### Input ###

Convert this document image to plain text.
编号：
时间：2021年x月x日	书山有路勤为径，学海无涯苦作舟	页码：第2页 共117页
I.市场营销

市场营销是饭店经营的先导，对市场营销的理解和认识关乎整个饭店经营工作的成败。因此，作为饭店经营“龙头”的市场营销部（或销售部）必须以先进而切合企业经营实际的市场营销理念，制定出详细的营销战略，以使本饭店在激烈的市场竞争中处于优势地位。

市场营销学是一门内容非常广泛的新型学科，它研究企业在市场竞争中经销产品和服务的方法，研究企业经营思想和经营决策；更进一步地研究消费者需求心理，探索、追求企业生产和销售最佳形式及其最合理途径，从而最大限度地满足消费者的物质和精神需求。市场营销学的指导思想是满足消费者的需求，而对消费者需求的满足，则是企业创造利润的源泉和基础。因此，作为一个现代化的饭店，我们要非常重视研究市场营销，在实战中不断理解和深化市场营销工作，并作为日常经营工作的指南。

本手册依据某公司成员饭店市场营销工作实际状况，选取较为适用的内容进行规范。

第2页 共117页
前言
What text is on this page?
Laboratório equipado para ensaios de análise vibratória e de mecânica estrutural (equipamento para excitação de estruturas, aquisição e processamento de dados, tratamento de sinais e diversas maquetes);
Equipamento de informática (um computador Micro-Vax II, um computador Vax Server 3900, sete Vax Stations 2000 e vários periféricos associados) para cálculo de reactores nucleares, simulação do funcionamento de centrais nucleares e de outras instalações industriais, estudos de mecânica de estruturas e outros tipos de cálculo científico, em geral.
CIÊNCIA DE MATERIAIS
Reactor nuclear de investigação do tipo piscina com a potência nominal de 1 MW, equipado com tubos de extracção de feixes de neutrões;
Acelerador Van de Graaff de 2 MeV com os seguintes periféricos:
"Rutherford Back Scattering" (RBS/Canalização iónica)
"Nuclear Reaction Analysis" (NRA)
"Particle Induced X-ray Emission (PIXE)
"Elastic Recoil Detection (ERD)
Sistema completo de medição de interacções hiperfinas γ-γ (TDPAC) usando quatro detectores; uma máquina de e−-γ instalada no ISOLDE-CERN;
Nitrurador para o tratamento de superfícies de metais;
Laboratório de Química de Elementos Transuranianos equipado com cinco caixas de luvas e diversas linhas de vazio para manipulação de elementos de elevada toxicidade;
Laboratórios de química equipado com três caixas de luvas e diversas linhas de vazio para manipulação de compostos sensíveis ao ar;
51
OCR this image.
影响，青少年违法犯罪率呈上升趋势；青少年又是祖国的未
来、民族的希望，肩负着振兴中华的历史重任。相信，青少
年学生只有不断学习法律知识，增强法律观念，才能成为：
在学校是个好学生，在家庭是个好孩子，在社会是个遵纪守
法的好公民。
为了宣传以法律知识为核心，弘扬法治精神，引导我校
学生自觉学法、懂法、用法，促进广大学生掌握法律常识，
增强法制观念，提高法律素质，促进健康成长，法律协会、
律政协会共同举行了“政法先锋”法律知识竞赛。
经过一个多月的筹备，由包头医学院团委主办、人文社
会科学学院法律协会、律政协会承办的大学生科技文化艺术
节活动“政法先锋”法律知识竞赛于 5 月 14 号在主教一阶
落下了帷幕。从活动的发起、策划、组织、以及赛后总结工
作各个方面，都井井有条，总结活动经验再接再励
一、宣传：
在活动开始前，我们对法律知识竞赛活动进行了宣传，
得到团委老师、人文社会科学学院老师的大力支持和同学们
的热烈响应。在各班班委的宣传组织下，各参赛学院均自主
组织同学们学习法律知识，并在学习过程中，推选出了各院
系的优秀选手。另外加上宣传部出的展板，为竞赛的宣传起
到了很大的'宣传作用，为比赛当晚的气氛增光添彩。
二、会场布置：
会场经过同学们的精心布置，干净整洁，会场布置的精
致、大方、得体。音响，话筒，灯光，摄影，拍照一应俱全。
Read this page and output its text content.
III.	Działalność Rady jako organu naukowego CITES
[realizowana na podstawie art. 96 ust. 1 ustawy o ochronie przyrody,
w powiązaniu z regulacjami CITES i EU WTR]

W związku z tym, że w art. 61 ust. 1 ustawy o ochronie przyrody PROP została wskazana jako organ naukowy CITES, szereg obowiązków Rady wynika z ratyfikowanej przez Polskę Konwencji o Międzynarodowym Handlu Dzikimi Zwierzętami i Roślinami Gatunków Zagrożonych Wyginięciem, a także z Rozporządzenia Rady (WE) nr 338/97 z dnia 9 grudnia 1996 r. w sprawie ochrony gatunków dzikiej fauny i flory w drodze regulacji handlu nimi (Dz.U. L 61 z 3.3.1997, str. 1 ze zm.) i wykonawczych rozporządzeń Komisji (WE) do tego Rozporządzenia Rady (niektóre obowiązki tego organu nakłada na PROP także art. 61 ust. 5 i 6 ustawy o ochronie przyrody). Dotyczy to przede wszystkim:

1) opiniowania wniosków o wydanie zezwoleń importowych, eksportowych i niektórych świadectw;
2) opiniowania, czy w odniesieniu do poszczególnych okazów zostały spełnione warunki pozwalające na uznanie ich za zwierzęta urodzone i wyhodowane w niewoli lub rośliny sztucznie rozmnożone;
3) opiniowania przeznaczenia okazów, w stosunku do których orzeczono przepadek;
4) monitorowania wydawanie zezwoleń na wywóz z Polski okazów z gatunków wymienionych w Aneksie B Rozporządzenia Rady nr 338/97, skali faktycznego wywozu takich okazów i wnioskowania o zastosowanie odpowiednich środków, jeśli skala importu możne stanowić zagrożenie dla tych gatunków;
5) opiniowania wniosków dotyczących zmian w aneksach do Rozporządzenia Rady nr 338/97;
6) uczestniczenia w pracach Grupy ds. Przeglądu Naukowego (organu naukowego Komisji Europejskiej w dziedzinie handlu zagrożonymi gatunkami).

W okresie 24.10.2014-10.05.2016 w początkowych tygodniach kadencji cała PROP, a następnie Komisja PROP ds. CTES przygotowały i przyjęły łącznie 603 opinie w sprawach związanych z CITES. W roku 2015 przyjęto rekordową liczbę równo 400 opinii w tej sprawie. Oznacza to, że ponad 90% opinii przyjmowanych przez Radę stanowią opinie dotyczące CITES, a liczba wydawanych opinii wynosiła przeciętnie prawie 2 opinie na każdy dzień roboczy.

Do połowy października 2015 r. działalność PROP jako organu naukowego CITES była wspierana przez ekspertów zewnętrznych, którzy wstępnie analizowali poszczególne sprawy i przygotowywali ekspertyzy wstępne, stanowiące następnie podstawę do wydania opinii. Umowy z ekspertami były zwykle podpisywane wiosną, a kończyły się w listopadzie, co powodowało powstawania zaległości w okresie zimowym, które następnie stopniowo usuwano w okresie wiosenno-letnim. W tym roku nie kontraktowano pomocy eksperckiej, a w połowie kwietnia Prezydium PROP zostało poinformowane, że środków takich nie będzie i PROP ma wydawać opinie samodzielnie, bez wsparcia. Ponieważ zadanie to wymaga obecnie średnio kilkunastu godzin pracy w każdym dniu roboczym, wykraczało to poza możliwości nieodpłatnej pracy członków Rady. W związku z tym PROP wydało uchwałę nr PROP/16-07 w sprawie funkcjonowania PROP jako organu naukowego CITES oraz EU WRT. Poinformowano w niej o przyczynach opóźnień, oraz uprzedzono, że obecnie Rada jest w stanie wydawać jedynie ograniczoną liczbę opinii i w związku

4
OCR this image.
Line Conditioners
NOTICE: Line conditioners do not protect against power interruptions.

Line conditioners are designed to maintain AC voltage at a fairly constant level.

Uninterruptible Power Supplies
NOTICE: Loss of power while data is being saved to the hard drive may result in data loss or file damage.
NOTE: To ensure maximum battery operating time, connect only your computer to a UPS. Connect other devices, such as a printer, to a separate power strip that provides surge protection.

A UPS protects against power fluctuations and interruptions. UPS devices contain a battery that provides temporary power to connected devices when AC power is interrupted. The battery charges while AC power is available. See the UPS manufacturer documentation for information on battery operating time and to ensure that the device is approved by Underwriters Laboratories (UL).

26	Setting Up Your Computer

###

→ Exercise instructions: Report the number of lines holding the string "wniosków", without any other words.

→ Task solution: 2